**Do this:** Return the listing below in full, with every line exactly as it is.

Records:
^^^^^^^^

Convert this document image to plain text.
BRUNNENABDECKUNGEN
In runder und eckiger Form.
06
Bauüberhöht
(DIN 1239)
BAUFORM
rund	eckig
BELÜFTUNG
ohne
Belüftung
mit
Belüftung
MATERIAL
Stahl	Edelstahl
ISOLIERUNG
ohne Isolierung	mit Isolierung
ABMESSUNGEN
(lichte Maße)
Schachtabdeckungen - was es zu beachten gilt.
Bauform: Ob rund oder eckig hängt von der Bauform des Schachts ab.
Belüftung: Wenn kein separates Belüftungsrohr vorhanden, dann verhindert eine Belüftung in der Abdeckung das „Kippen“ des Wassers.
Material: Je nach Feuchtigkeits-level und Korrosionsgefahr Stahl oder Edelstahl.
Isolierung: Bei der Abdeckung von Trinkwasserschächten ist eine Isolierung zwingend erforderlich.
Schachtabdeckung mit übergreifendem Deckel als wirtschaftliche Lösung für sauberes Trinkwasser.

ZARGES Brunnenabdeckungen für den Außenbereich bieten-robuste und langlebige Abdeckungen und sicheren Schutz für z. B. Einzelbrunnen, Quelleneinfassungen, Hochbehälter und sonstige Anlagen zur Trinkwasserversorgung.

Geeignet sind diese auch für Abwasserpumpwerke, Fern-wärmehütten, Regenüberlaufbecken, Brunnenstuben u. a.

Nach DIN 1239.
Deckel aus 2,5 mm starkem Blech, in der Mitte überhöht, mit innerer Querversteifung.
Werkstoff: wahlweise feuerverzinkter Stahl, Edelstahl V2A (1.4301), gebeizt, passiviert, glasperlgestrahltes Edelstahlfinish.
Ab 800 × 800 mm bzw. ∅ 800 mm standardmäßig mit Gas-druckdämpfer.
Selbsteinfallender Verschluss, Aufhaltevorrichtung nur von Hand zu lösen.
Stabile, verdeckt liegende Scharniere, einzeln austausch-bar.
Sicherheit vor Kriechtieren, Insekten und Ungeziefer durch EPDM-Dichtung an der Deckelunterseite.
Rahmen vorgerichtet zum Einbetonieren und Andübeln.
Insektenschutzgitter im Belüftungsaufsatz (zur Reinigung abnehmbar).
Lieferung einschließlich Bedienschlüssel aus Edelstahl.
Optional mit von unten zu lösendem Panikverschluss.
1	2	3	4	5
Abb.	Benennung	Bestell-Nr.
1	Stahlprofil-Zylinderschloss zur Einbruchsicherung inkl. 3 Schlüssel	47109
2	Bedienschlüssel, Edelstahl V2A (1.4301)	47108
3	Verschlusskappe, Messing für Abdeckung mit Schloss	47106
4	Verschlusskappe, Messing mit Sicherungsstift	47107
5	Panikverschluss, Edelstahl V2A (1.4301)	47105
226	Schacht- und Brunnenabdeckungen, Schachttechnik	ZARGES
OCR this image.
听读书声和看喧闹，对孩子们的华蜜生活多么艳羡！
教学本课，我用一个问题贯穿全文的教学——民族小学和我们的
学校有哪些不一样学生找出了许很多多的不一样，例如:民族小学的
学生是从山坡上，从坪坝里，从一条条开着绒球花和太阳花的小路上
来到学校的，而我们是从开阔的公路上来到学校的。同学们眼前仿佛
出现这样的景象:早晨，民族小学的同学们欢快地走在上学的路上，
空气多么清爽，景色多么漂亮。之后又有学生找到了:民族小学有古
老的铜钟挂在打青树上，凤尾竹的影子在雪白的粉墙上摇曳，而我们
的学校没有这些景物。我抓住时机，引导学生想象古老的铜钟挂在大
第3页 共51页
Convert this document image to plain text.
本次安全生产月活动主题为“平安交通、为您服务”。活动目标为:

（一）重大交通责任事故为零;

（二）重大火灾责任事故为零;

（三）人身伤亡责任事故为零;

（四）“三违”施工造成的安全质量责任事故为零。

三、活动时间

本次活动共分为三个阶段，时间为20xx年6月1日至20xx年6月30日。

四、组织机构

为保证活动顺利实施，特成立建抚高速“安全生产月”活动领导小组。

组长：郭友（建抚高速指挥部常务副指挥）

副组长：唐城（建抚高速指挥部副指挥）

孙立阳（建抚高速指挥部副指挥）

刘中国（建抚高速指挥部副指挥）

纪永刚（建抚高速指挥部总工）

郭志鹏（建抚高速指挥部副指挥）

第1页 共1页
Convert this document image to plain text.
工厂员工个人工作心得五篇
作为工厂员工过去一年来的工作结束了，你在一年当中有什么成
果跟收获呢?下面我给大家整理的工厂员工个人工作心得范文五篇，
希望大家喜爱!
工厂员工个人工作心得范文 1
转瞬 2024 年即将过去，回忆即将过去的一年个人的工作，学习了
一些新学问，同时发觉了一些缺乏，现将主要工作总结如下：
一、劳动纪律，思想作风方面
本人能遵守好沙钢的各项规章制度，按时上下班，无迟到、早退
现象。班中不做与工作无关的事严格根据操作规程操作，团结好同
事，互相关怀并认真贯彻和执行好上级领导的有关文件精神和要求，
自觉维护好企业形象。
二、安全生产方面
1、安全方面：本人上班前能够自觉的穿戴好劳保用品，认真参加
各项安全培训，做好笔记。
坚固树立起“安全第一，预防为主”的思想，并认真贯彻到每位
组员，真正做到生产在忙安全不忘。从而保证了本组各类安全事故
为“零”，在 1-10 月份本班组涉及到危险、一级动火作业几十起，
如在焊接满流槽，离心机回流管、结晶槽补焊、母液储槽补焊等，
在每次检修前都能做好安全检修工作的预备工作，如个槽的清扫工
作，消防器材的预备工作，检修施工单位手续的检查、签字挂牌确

^^^^^^^^

**Result:**
Convert this document image to plain text.
BRUNNENABDECKUNGEN
In runder und eckiger Form.
06
Bauüberhöht
(DIN 1239)
BAUFORM
rund	eckig
BELÜFTUNG
ohne
Belüftung
mit
Belüftung
MATERIAL
Stahl	Edelstahl
ISOLIERUNG
ohne Isolierung	mit Isolierung
ABMESSUNGEN
(lichte Maße)
Schachtabdeckungen - was es zu beachten gilt.
Bauform: Ob rund oder eckig hängt von der Bauform des Schachts ab.
Belüftung: Wenn kein separates Belüftungsrohr vorhanden, dann verhindert eine Belüftung in der Abdeckung das „Kippen“ des Wassers.
Material: Je nach Feuchtigkeits-level und Korrosionsgefahr Stahl oder Edelstahl.
Isolierung: Bei der Abdeckung von Trinkwasserschächten ist eine Isolierung zwingend erforderlich.
Schachtabdeckung mit übergreifendem Deckel als wirtschaftliche Lösung für sauberes Trinkwasser.

ZARGES Brunnenabdeckungen für den Außenbereich bieten-robuste und langlebige Abdeckungen und sicheren Schutz für z. B. Einzelbrunnen, Quelleneinfassungen, Hochbehälter und sonstige Anlagen zur Trinkwasserversorgung.

Geeignet sind diese auch für Abwasserpumpwerke, Fern-wärmehütten, Regenüberlaufbecken, Brunnenstuben u. a.

Nach DIN 1239.
Deckel aus 2,5 mm starkem Blech, in der Mitte überhöht, mit innerer Querversteifung.
Werkstoff: wahlweise feuerverzinkter Stahl, Edelstahl V2A (1.4301), gebeizt, passiviert, glasperlgestrahltes Edelstahlfinish.
Ab 800 × 800 mm bzw. ∅ 800 mm standardmäßig mit Gas-druckdämpfer.
Selbsteinfallender Verschluss, Aufhaltevorrichtung nur von Hand zu lösen.
Stabile, verdeckt liegende Scharniere, einzeln austausch-bar.
Sicherheit vor Kriechtieren, Insekten und Ungeziefer durch EPDM-Dichtung an der Deckelunterseite.
Rahmen vorgerichtet zum Einbetonieren und Andübeln.
Insektenschutzgitter im Belüftungsaufsatz (zur Reinigung abnehmbar).
Lieferung einschließlich Bedienschlüssel aus Edelstahl.
Optional mit von unten zu lösendem Panikverschluss.
1	2	3	4	5
Abb.	Benennung	Bestell-Nr.
1	Stahlprofil-Zylinderschloss zur Einbruchsicherung inkl. 3 Schlüssel	47109
2	Bedienschlüssel, Edelstahl V2A (1.4301)	47108
3	Verschlusskappe, Messing für Abdeckung mit Schloss	47106
4	Verschlusskappe, Messing mit Sicherungsstift	47107
5	Panikverschluss, Edelstahl V2A (1.4301)	47105
226	Schacht- und Brunnenabdeckungen, Schachttechnik	ZARGES
OCR this image.
听读书声和看喧闹，对孩子们的华蜜生活多么艳羡！
教学本课，我用一个问题贯穿全文的教学——民族小学和我们的
学校有哪些不一样学生找出了许很多多的不一样，例如:民族小学的
学生是从山坡上，从坪坝里，从一条条开着绒球花和太阳花的小路上
来到学校的，而我们是从开阔的公路上来到学校的。同学们眼前仿佛
出现这样的景象:早晨，民族小学的同学们欢快地走在上学的路上，
空气多么清爽，景色多么漂亮。之后又有学生找到了:民族小学有古
老的铜钟挂在打青树上，凤尾竹的影子在雪白的粉墙上摇曳，而我们
的学校没有这些景物。我抓住时机，引导学生想象古老的铜钟挂在大
第3页 共51页
Convert this document image to plain text.
本次安全生产月活动主题为“平安交通、为您服务”。活动目标为:

（一）重大交通责任事故为零;

（二）重大火灾责任事故为零;

（三）人身伤亡责任事故为零;

（四）“三违”施工造成的安全质量责任事故为零。

三、活动时间

本次活动共分为三个阶段，时间为20xx年6月1日至20xx年6月30日。

四、组织机构

为保证活动顺利实施，特成立建抚高速“安全生产月”活动领导小组。

组长：郭友（建抚高速指挥部常务副指挥）

副组长：唐城（建抚高速指挥部副指挥）

孙立阳（建抚高速指挥部副指挥）

刘中国（建抚高速指挥部副指挥）

纪永刚（建抚高速指挥部总工）

郭志鹏（建抚高速指挥部副指挥）

第1页 共1页
Convert this document image to plain text.
工厂员工个人工作心得五篇
作为工厂员工过去一年来的工作结束了，你在一年当中有什么成
果跟收获呢?下面我给大家整理的工厂员工个人工作心得范文五篇，
希望大家喜爱!
工厂员工个人工作心得范文 1
转瞬 2024 年即将过去，回忆即将过去的一年个人的工作，学习了
一些新学问，同时发觉了一些缺乏，现将主要工作总结如下：
一、劳动纪律，思想作风方面
本人能遵守好沙钢的各项规章制度，按时上下班，无迟到、早退
现象。班中不做与工作无关的事严格根据操作规程操作，团结好同
事，互相关怀并认真贯彻和执行好上级领导的有关文件精神和要求，
自觉维护好企业形象。
二、安全生产方面
1、安全方面：本人上班前能够自觉的穿戴好劳保用品，认真参加
各项安全培训，做好笔记。
坚固树立起“安全第一，预防为主”的思想，并认真贯彻到每位
组员，真正做到生产在忙安全不忘。从而保证了本组各类安全事故
为“零”，在 1-10 月份本班组涉及到危险、一级动火作业几十起，
如在焊接满流槽，离心机回流管、结晶槽补焊、母液储槽补焊等，
在每次检修前都能做好安全检修工作的预备工作，如个槽的清扫工
作，消防器材的预备工作，检修施工单位手续的检查、签字挂牌确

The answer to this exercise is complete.